- _DATA FOR PROCESSING_
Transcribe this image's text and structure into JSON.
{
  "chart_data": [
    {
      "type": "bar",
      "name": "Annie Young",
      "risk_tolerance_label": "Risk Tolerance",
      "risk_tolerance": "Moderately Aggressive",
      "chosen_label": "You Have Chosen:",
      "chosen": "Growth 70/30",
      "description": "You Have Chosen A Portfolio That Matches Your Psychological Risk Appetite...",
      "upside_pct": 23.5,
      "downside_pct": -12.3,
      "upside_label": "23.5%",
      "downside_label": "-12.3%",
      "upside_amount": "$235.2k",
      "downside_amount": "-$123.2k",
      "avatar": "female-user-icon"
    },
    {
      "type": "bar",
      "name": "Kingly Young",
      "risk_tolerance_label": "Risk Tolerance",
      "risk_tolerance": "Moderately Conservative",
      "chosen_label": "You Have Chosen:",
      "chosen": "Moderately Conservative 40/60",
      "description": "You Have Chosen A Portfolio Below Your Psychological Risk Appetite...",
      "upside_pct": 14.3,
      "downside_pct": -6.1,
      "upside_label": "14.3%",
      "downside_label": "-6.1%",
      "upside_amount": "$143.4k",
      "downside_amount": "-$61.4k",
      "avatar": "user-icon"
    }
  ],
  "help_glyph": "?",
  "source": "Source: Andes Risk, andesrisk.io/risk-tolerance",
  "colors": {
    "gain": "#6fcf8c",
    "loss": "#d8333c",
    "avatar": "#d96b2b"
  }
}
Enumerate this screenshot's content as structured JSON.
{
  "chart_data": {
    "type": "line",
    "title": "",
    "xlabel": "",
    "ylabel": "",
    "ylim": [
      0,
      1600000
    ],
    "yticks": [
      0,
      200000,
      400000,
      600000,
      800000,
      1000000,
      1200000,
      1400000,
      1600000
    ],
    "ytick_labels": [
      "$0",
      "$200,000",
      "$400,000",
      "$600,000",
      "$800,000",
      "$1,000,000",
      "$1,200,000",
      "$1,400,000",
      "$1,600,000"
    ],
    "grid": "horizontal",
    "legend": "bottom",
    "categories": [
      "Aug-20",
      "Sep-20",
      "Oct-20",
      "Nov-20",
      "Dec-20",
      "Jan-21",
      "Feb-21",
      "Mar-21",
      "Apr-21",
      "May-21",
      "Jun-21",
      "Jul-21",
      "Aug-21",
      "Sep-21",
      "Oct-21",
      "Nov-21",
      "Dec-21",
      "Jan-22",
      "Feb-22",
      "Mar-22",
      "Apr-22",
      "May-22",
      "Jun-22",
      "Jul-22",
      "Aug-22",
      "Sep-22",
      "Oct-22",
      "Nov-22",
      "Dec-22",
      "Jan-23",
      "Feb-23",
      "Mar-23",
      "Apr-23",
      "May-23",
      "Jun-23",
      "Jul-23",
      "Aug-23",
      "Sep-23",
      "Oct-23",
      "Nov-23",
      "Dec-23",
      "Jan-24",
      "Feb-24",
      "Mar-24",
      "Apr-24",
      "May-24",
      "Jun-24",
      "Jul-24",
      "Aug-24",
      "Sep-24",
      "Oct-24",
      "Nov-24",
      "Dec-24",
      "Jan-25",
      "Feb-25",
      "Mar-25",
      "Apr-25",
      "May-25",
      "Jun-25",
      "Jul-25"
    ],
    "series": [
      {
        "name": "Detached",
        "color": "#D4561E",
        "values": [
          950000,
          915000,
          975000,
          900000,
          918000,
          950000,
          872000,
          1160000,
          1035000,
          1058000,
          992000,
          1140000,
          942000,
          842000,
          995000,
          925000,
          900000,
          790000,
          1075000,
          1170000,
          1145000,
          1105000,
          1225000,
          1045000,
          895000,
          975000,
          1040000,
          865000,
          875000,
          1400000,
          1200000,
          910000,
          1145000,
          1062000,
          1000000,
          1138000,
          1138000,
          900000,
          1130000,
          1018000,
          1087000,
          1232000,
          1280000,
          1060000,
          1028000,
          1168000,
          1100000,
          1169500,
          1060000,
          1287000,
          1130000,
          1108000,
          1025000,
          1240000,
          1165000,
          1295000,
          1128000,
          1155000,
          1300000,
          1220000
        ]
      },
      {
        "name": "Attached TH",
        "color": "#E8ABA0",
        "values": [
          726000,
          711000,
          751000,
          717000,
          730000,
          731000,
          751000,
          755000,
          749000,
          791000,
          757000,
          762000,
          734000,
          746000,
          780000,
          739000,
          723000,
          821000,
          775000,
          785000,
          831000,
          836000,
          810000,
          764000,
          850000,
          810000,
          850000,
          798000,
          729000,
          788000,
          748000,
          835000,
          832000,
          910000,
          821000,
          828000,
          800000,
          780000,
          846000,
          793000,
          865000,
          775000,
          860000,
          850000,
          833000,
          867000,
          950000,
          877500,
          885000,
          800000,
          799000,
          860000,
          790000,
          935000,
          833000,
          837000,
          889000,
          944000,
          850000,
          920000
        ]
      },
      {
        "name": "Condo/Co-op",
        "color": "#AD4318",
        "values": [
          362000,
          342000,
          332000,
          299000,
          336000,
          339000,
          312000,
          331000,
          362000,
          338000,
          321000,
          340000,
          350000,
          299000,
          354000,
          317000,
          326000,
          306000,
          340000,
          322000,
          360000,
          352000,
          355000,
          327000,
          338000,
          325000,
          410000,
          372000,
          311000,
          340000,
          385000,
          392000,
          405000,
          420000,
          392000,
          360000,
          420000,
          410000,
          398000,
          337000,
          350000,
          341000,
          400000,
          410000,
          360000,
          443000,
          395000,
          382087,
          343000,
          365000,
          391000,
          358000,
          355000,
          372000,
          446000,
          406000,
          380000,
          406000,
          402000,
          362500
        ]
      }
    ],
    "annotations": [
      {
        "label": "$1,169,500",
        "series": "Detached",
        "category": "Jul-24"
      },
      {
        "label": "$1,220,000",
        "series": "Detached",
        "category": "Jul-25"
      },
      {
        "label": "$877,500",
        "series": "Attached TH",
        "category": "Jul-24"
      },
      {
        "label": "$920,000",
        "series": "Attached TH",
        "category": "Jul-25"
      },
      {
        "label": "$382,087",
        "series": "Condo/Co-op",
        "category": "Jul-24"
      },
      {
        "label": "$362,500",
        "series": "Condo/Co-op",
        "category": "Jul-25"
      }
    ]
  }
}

- _GIVEN INSTRUCTION_
Identify each line holding the string "Moderately", and copy it out.

- _ANSWER IN FULL_
      "risk_tolerance": "Moderately Aggressive",
      "risk_tolerance": "Moderately Conservative",
      "chosen": "Moderately Conservative 40/60",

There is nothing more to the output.